DO THIS: Using the records that follow, copy every line containing the word "intensity".

(Stored dataset items)
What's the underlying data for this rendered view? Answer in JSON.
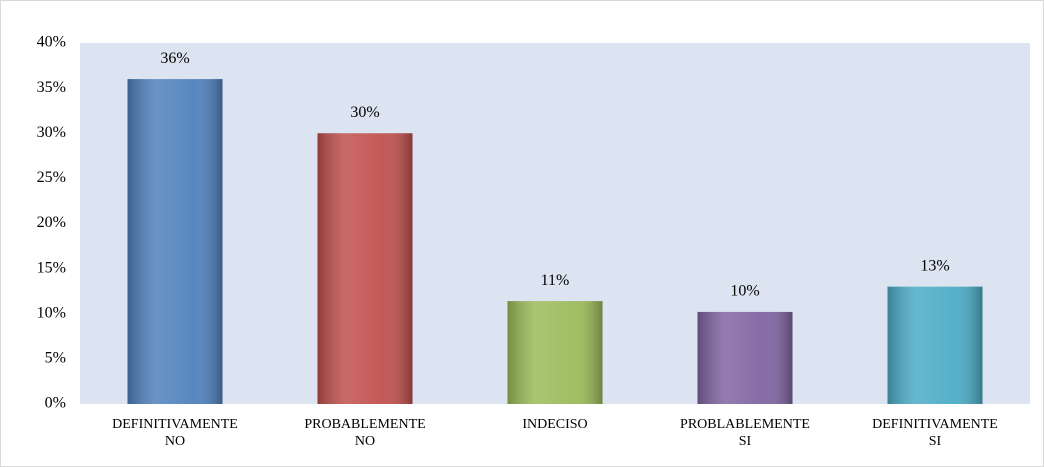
{
  "chart_data": {
    "type": "bar",
    "categories": [
      "DEFINITIVAMENTE NO",
      "PROBABLEMENTE NO",
      "INDECISO",
      "PROBLABLEMENTE SI",
      "DEFINITIVAMENTE SI"
    ],
    "values": [
      36,
      30,
      11.4,
      10.2,
      13
    ],
    "value_labels": [
      "36%",
      "30%",
      "11%",
      "10%",
      "13%"
    ],
    "colors": [
      "#4f81bd",
      "#c0504d",
      "#9bbb59",
      "#8064a2",
      "#4bacc6"
    ],
    "ylim": [
      0,
      40
    ],
    "yticks": [
      {
        "value": 0,
        "label": "0%"
      },
      {
        "value": 5,
        "label": "5%"
      },
      {
        "value": 10,
        "label": "10%"
      },
      {
        "value": 15,
        "label": "15%"
      },
      {
        "value": 20,
        "label": "20%"
      },
      {
        "value": 25,
        "label": "25%"
      },
      {
        "value": 30,
        "label": "30%"
      },
      {
        "value": 35,
        "label": "35%"
      },
      {
        "value": 40,
        "label": "40%"
      }
    ],
    "grid": false
  }
}
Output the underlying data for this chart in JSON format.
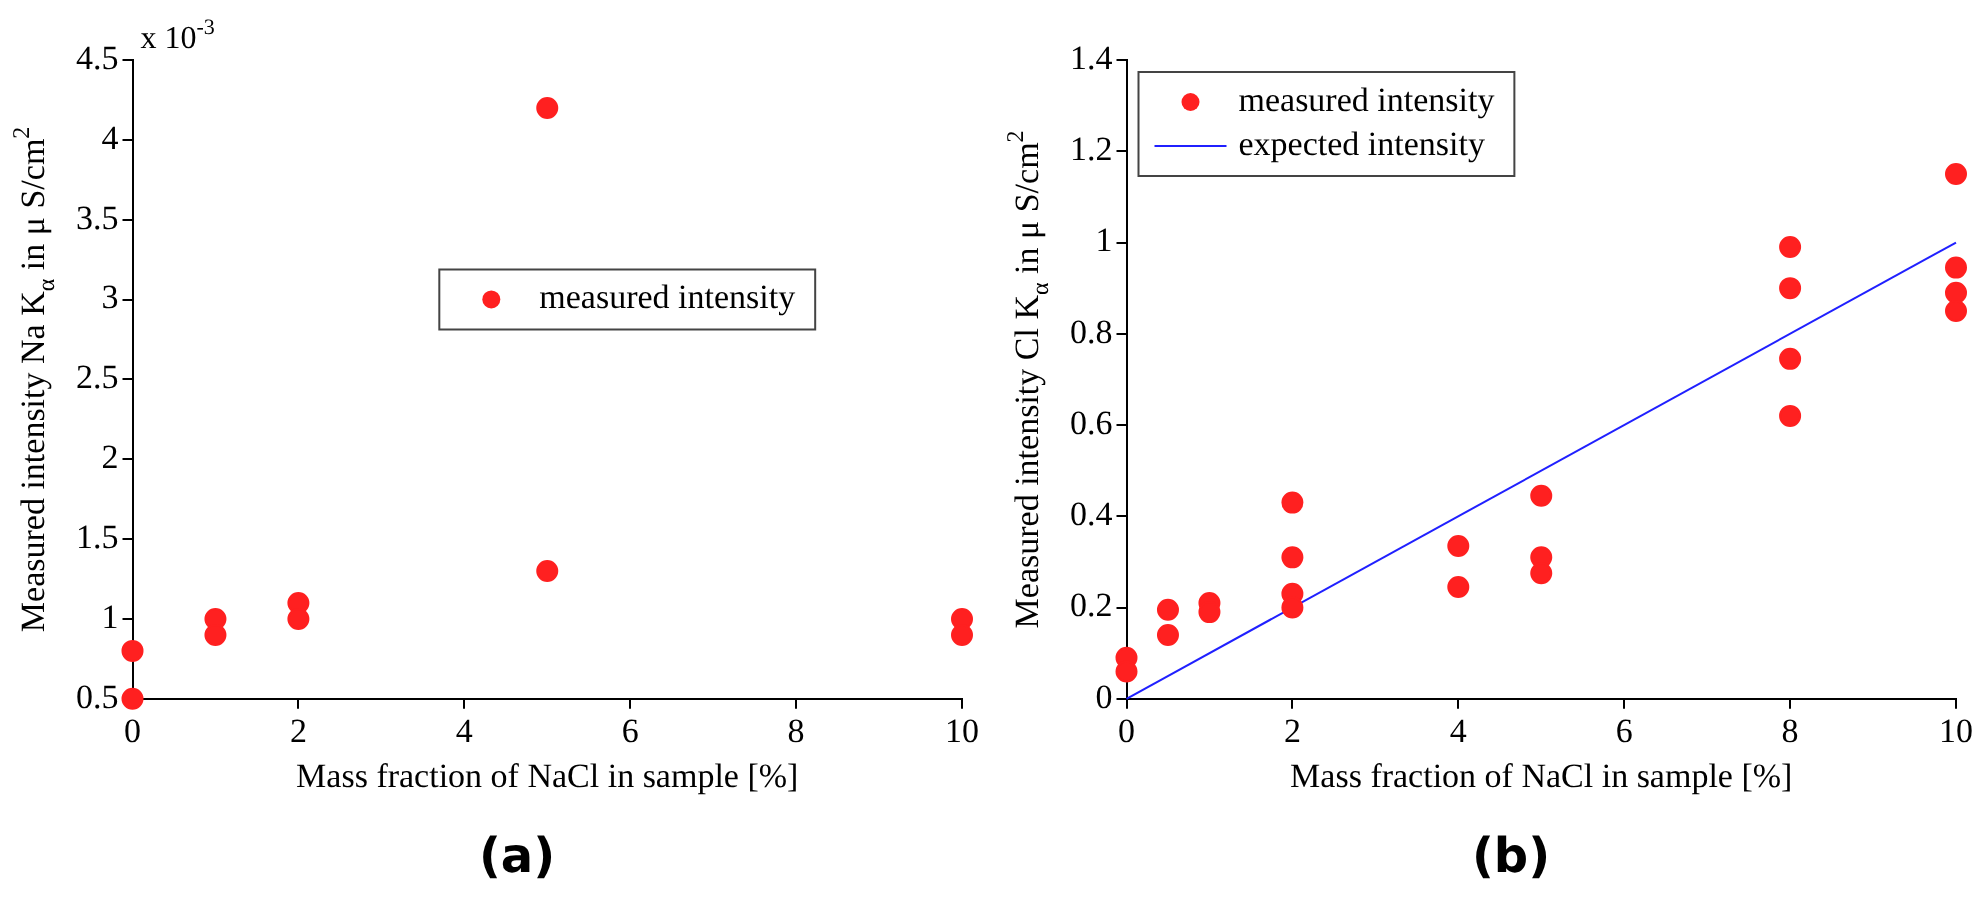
{
  "chart_data": [
    {
      "type": "scatter",
      "title": "(a)",
      "xlabel": "Mass fraction of NaCl in sample [%]",
      "ylabel": "Measured intensity Na K$_{α}$ in μ S/cm$^{2}$",
      "annotations": [
        "x 10$^{-3}$"
      ],
      "series": [
        {
          "name": "measured intensity",
          "color": "#ff2020",
          "x": [
            0,
            0,
            1,
            1,
            2,
            2,
            5,
            5,
            10,
            10
          ],
          "values": [
            0.8,
            0.5,
            1.0,
            0.9,
            1.1,
            1.0,
            4.2,
            1.3,
            1.0,
            0.9
          ]
        }
      ],
      "xlim": [
        0,
        10
      ],
      "xticks": [
        0,
        2,
        4,
        6,
        8,
        10
      ],
      "ylim": [
        0.5,
        4.5
      ],
      "yticks": [
        0.5,
        1,
        1.5,
        2,
        2.5,
        3,
        3.5,
        4,
        4.5
      ],
      "grid": false,
      "legend": "center",
      "marker": "circle"
    },
    {
      "type": "scatter",
      "title": "(b)",
      "xlabel": "Mass fraction of NaCl in sample [%]",
      "ylabel": "Measured intensity Cl K$_{α}$ in μ S/cm$^{2}$",
      "series": [
        {
          "name": "measured intensity",
          "color": "#ff2020",
          "x": [
            0,
            0,
            0.5,
            0.5,
            1,
            1,
            2,
            2,
            2,
            2,
            4,
            4,
            5,
            5,
            5,
            8,
            8,
            8,
            8,
            10,
            10,
            10,
            10
          ],
          "values": [
            0.09,
            0.06,
            0.195,
            0.14,
            0.21,
            0.19,
            0.43,
            0.31,
            0.23,
            0.2,
            0.335,
            0.245,
            0.445,
            0.31,
            0.275,
            0.99,
            0.9,
            0.745,
            0.62,
            1.15,
            0.945,
            0.89,
            0.85
          ]
        },
        {
          "name": "expected intensity",
          "type": "line",
          "marker": "none",
          "color": "#2020ff",
          "x": [
            0,
            10
          ],
          "values": [
            0,
            1
          ]
        }
      ],
      "xlim": [
        0,
        10
      ],
      "xticks": [
        0,
        2,
        4,
        6,
        8,
        10
      ],
      "ylim": [
        0,
        1.4
      ],
      "yticks": [
        0,
        0.2,
        0.4,
        0.6,
        0.8,
        1,
        1.2,
        1.4
      ],
      "grid": false,
      "legend": "top left",
      "marker": "circle"
    }
  ]
}
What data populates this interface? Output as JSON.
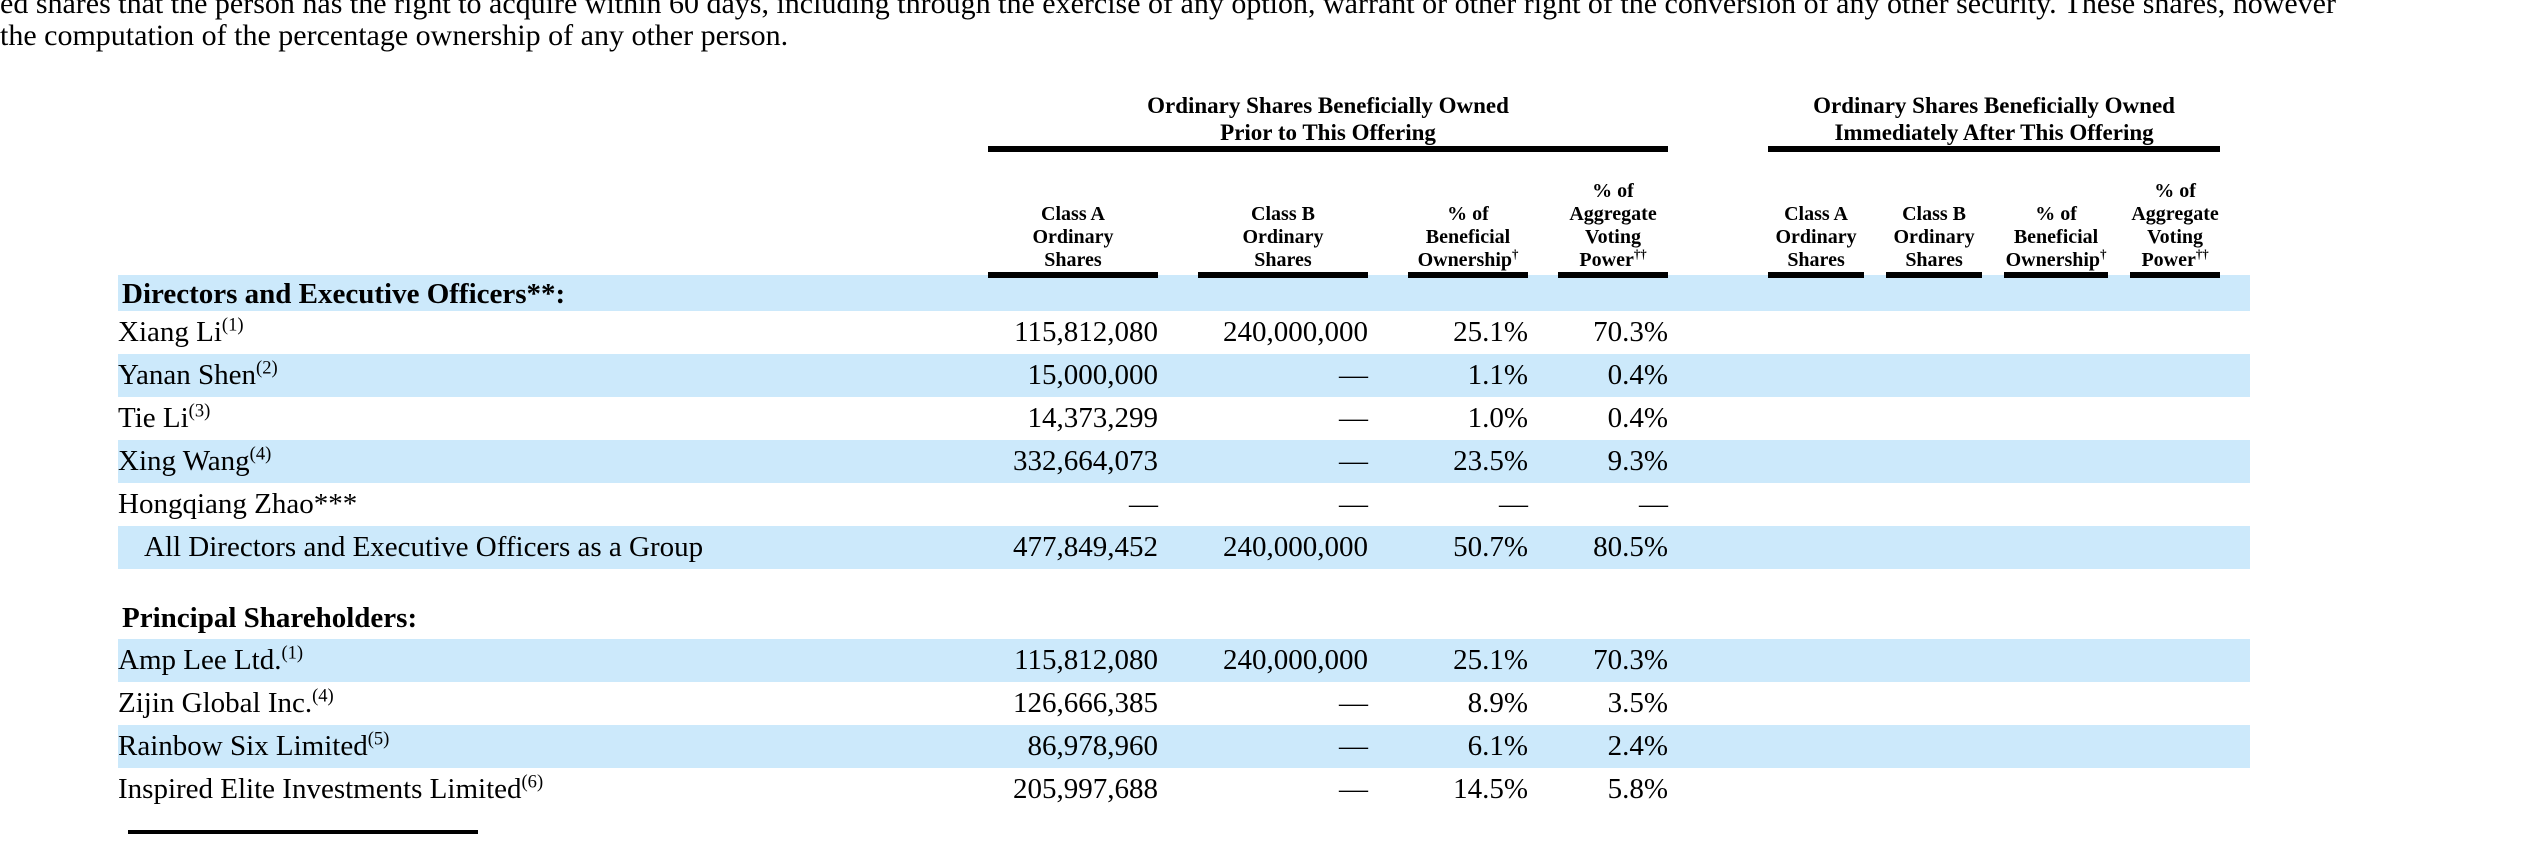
{
  "colors": {
    "stripe": "#cce9fb",
    "text": "#000000",
    "rule": "#000000"
  },
  "top_paragraph": {
    "line1": "ed shares that the person has the right to acquire within 60 days, including through the exercise of any option, warrant or other right of the conversion of any other security. These shares, however",
    "line2": "the computation of the percentage ownership of any other person."
  },
  "table": {
    "groups": [
      {
        "title": "Ordinary Shares Beneficially Owned\nPrior to This Offering",
        "columns": [
          {
            "lines": "Class A\nOrdinary\nShares",
            "sup": ""
          },
          {
            "lines": "Class B\nOrdinary\nShares",
            "sup": ""
          },
          {
            "lines": "% of\nBeneficial\nOwnership",
            "sup": "†"
          },
          {
            "lines": "% of\nAggregate\nVoting\nPower",
            "sup": "††"
          }
        ]
      },
      {
        "title": "Ordinary Shares Beneficially Owned\nImmediately After This Offering",
        "columns": [
          {
            "lines": "Class A\nOrdinary\nShares",
            "sup": ""
          },
          {
            "lines": "Class B\nOrdinary\nShares",
            "sup": ""
          },
          {
            "lines": "% of\nBeneficial\nOwnership",
            "sup": "†"
          },
          {
            "lines": "% of\nAggregate\nVoting\nPower",
            "sup": "††"
          }
        ]
      }
    ],
    "rows": [
      {
        "type": "section",
        "label": "Directors and Executive Officers**:",
        "shaded": true
      },
      {
        "type": "data",
        "name": "Xiang Li",
        "sup": "(1)",
        "indent": false,
        "shaded": false,
        "values": [
          "115,812,080",
          "240,000,000",
          "25.1%",
          "70.3%",
          "",
          "",
          "",
          ""
        ]
      },
      {
        "type": "data",
        "name": "Yanan Shen",
        "sup": "(2)",
        "indent": false,
        "shaded": true,
        "values": [
          "15,000,000",
          "—",
          "1.1%",
          "0.4%",
          "",
          "",
          "",
          ""
        ]
      },
      {
        "type": "data",
        "name": "Tie Li",
        "sup": "(3)",
        "indent": false,
        "shaded": false,
        "values": [
          "14,373,299",
          "—",
          "1.0%",
          "0.4%",
          "",
          "",
          "",
          ""
        ]
      },
      {
        "type": "data",
        "name": "Xing Wang",
        "sup": "(4)",
        "indent": false,
        "shaded": true,
        "values": [
          "332,664,073",
          "—",
          "23.5%",
          "9.3%",
          "",
          "",
          "",
          ""
        ]
      },
      {
        "type": "data",
        "name": "Hongqiang Zhao***",
        "sup": "",
        "indent": false,
        "shaded": false,
        "values": [
          "—",
          "—",
          "—",
          "—",
          "",
          "",
          "",
          ""
        ]
      },
      {
        "type": "data",
        "name": "All Directors and Executive Officers as a Group",
        "sup": "",
        "indent": true,
        "shaded": true,
        "values": [
          "477,849,452",
          "240,000,000",
          "50.7%",
          "80.5%",
          "",
          "",
          "",
          ""
        ]
      },
      {
        "type": "section-gap",
        "label": "Principal Shareholders:",
        "shaded": false
      },
      {
        "type": "data",
        "name": "Amp Lee Ltd.",
        "sup": "(1)",
        "indent": false,
        "shaded": true,
        "values": [
          "115,812,080",
          "240,000,000",
          "25.1%",
          "70.3%",
          "",
          "",
          "",
          ""
        ]
      },
      {
        "type": "data",
        "name": "Zijin Global Inc.",
        "sup": "(4)",
        "indent": false,
        "shaded": false,
        "values": [
          "126,666,385",
          "—",
          "8.9%",
          "3.5%",
          "",
          "",
          "",
          ""
        ]
      },
      {
        "type": "data",
        "name": "Rainbow Six Limited",
        "sup": "(5)",
        "indent": false,
        "shaded": true,
        "values": [
          "86,978,960",
          "—",
          "6.1%",
          "2.4%",
          "",
          "",
          "",
          ""
        ]
      },
      {
        "type": "data",
        "name": "Inspired Elite Investments Limited",
        "sup": "(6)",
        "indent": false,
        "shaded": false,
        "values": [
          "205,997,688",
          "—",
          "14.5%",
          "5.8%",
          "",
          "",
          "",
          ""
        ]
      }
    ]
  }
}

COMPLETED EXERCISE:
      "ylabel": "Measured intensity Na K$_{α}$ in μ S/cm$^{2}$",
          "name": "measured intensity",
      "ylabel": "Measured intensity Cl K$_{α}$ in μ S/cm$^{2}$",
          "name": "measured intensity",
          "name": "expected intensity",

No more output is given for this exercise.